[Begin]
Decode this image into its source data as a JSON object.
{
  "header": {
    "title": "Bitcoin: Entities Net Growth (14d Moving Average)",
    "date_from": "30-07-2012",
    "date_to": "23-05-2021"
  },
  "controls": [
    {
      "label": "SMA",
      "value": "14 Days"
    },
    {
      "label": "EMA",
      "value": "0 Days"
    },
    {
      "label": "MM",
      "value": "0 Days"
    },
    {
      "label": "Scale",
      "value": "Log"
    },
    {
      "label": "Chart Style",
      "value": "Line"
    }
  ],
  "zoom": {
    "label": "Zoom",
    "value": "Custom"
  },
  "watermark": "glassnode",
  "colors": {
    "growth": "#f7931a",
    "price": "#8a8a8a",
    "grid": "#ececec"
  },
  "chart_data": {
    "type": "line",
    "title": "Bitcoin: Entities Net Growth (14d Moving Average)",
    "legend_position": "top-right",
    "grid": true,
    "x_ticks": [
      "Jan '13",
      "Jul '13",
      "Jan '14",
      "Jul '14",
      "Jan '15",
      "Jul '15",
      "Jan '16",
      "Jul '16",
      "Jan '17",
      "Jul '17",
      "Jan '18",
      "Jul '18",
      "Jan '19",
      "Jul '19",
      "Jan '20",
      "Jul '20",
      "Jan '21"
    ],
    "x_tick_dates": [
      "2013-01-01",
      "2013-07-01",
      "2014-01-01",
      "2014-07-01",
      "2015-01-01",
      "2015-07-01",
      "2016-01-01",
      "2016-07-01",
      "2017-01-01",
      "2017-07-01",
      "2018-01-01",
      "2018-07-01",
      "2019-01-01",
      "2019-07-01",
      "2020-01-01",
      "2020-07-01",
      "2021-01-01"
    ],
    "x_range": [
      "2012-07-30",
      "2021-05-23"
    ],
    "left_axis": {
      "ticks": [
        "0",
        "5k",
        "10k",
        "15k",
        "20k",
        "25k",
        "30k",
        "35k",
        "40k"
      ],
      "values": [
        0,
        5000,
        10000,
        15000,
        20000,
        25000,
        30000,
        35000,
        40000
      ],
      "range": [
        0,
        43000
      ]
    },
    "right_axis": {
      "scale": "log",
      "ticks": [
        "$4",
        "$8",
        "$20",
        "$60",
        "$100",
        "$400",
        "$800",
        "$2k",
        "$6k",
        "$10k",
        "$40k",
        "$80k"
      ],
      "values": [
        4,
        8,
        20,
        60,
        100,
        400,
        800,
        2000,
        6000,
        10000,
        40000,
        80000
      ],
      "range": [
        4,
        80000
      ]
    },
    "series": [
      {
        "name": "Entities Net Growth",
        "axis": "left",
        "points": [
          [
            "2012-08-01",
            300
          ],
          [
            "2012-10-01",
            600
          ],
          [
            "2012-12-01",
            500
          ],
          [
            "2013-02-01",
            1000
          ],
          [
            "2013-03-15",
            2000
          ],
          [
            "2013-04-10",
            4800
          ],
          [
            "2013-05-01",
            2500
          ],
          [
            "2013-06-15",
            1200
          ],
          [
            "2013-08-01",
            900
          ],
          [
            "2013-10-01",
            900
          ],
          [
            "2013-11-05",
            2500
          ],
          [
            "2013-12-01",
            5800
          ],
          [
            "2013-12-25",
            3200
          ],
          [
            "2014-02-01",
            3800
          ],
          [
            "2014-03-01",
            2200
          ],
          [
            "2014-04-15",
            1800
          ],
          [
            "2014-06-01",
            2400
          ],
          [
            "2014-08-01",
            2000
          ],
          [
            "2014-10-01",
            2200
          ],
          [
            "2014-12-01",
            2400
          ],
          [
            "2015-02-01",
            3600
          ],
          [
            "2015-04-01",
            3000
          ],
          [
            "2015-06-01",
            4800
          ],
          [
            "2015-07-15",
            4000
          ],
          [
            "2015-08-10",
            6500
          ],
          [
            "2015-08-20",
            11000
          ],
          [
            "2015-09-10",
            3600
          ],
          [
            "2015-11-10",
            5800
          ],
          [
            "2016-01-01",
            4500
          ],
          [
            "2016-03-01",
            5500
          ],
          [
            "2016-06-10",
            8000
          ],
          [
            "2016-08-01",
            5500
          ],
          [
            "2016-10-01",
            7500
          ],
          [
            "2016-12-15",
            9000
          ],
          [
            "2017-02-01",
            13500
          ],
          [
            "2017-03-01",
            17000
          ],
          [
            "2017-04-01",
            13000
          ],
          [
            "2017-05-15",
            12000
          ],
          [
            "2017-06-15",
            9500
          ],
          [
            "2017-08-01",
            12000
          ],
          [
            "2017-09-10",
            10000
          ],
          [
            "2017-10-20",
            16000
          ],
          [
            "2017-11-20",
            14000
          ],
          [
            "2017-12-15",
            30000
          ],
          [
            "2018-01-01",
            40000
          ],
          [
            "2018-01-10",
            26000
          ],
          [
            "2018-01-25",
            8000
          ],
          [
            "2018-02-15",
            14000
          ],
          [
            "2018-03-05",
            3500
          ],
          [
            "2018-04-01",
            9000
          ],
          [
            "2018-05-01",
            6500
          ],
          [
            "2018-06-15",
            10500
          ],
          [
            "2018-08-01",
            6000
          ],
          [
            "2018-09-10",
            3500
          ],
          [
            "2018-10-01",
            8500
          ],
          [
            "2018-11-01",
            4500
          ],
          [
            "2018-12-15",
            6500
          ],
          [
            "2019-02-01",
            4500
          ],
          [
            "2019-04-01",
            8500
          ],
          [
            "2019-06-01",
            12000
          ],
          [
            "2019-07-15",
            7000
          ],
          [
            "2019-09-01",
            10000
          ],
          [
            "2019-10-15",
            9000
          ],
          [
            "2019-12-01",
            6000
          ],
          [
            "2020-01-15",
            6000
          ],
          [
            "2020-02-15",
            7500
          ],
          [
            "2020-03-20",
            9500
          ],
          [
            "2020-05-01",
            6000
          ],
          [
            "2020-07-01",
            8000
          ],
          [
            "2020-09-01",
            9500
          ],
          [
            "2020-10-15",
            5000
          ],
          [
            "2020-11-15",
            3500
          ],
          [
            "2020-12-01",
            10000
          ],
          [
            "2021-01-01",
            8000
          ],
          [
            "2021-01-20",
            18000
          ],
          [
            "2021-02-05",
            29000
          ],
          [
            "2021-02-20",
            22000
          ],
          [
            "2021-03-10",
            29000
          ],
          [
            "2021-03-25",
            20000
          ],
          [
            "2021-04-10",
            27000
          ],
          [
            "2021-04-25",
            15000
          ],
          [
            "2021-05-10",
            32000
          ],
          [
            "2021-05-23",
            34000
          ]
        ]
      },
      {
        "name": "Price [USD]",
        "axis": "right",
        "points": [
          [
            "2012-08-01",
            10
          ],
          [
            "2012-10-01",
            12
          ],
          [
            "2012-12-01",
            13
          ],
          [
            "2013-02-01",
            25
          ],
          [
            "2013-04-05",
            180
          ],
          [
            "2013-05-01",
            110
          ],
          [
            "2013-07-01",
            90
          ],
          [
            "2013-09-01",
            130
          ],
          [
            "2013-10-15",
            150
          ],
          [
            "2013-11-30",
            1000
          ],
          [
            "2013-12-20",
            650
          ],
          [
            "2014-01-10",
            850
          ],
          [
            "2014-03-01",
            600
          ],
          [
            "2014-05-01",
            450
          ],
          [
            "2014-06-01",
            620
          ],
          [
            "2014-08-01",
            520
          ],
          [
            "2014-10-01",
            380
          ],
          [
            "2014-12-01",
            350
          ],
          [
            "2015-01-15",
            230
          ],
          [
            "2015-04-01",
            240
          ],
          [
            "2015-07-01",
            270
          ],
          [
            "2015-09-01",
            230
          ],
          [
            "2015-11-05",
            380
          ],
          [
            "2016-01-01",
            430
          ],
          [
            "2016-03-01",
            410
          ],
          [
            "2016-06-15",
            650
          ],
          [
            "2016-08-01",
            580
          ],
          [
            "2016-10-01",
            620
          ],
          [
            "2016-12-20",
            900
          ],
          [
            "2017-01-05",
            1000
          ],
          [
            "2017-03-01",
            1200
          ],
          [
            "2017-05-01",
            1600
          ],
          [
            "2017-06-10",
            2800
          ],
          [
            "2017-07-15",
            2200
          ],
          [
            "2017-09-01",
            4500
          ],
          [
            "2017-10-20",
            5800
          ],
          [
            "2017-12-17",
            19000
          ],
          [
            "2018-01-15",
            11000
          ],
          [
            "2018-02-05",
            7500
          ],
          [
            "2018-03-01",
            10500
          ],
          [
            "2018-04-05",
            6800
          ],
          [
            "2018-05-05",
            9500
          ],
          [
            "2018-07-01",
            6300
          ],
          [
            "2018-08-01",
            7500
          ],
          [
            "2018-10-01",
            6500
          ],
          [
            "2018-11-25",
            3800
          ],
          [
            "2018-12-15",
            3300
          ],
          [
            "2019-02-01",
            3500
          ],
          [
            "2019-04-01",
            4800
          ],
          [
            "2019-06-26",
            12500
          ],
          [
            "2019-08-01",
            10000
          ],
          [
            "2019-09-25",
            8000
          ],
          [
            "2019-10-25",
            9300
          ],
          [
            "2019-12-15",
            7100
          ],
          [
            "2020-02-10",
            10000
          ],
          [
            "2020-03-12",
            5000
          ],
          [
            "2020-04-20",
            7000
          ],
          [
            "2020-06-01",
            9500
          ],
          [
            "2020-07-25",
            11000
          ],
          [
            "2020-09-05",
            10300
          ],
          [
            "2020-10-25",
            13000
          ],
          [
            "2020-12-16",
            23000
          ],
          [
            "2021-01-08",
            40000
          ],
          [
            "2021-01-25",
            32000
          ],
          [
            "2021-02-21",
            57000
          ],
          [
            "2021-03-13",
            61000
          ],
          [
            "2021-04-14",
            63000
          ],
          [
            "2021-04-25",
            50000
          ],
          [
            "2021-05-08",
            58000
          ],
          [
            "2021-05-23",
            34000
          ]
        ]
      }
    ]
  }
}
[End]
(REQUEST)
Go through the records and copy each line with "label" in it.

(WRITTEN SOLUTION)
      "label": "SMA",
      "label": "EMA",
      "label": "MM",
      "label": "Scale",
      "label": "Chart Style",
    "label": "Zoom",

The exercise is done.